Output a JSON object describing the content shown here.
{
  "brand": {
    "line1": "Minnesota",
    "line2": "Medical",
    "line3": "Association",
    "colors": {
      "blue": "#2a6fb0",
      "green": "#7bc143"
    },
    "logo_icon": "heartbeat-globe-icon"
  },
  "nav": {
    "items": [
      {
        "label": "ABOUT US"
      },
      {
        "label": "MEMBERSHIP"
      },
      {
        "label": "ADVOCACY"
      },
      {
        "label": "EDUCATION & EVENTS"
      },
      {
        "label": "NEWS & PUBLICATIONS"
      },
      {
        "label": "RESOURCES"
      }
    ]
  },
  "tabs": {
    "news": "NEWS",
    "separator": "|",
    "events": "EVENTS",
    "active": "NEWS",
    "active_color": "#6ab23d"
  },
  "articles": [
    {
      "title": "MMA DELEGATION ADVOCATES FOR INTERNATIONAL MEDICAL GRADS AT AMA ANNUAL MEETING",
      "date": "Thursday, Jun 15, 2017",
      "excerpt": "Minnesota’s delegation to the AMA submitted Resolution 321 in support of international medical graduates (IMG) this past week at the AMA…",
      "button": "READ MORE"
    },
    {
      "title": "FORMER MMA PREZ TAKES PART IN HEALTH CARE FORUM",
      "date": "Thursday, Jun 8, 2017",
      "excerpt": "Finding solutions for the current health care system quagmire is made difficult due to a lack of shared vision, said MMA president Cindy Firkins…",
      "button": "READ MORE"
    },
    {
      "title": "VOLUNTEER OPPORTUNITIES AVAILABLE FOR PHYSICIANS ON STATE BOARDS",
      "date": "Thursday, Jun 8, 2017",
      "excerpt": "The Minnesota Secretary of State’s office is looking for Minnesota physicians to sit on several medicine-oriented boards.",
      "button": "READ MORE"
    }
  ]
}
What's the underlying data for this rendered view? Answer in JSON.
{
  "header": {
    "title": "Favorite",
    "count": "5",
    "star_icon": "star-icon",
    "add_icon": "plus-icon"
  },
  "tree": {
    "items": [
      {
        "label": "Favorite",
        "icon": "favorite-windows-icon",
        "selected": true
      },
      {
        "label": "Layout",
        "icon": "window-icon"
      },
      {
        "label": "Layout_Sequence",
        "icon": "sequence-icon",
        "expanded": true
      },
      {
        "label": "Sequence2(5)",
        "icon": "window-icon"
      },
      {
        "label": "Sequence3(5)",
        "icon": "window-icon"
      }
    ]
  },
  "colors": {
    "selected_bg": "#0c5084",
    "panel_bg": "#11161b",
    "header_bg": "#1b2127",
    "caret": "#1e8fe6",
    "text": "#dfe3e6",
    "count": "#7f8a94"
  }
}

·····

**JOB**
Output the lines above verbatim and in full.

**FINAL RESULT**
Output a JSON object describing the content shown here.
{
  "brand": {
    "line1": "Minnesota",
    "line2": "Medical",
    "line3": "Association",
    "colors": {
      "blue": "#2a6fb0",
      "green": "#7bc143"
    },
    "logo_icon": "heartbeat-globe-icon"
  },
  "nav": {
    "items": [
      {
        "label": "ABOUT US"
      },
      {
        "label": "MEMBERSHIP"
      },
      {
        "label": "ADVOCACY"
      },
      {
        "label": "EDUCATION & EVENTS"
      },
      {
        "label": "NEWS & PUBLICATIONS"
      },
      {
        "label": "RESOURCES"
      }
    ]
  },
  "tabs": {
    "news": "NEWS",
    "separator": "|",
    "events": "EVENTS",
    "active": "NEWS",
    "active_color": "#6ab23d"
  },
  "articles": [
    {
      "title": "MMA DELEGATION ADVOCATES FOR INTERNATIONAL MEDICAL GRADS AT AMA ANNUAL MEETING",
      "date": "Thursday, Jun 15, 2017",
      "excerpt": "Minnesota’s delegation to the AMA submitted Resolution 321 in support of international medical graduates (IMG) this past week at the AMA…",
      "button": "READ MORE"
    },
    {
      "title": "FORMER MMA PREZ TAKES PART IN HEALTH CARE FORUM",
      "date": "Thursday, Jun 8, 2017",
      "excerpt": "Finding solutions for the current health care system quagmire is made difficult due to a lack of shared vision, said MMA president Cindy Firkins…",
      "button": "READ MORE"
    },
    {
      "title": "VOLUNTEER OPPORTUNITIES AVAILABLE FOR PHYSICIANS ON STATE BOARDS",
      "date": "Thursday, Jun 8, 2017",
      "excerpt": "The Minnesota Secretary of State’s office is looking for Minnesota physicians to sit on several medicine-oriented boards.",
      "button": "READ MORE"
    }
  ]
}
What's the underlying data for this rendered view? Answer in JSON.
{
  "header": {
    "title": "Favorite",
    "count": "5",
    "star_icon": "star-icon",
    "add_icon": "plus-icon"
  },
  "tree": {
    "items": [
      {
        "label": "Favorite",
        "icon": "favorite-windows-icon",
        "selected": true
      },
      {
        "label": "Layout",
        "icon": "window-icon"
      },
      {
        "label": "Layout_Sequence",
        "icon": "sequence-icon",
        "expanded": true
      },
      {
        "label": "Sequence2(5)",
        "icon": "window-icon"
      },
      {
        "label": "Sequence3(5)",
        "icon": "window-icon"
      }
    ]
  },
  "colors": {
    "selected_bg": "#0c5084",
    "panel_bg": "#11161b",
    "header_bg": "#1b2127",
    "caret": "#1e8fe6",
    "text": "#dfe3e6",
    "count": "#7f8a94"
  }
}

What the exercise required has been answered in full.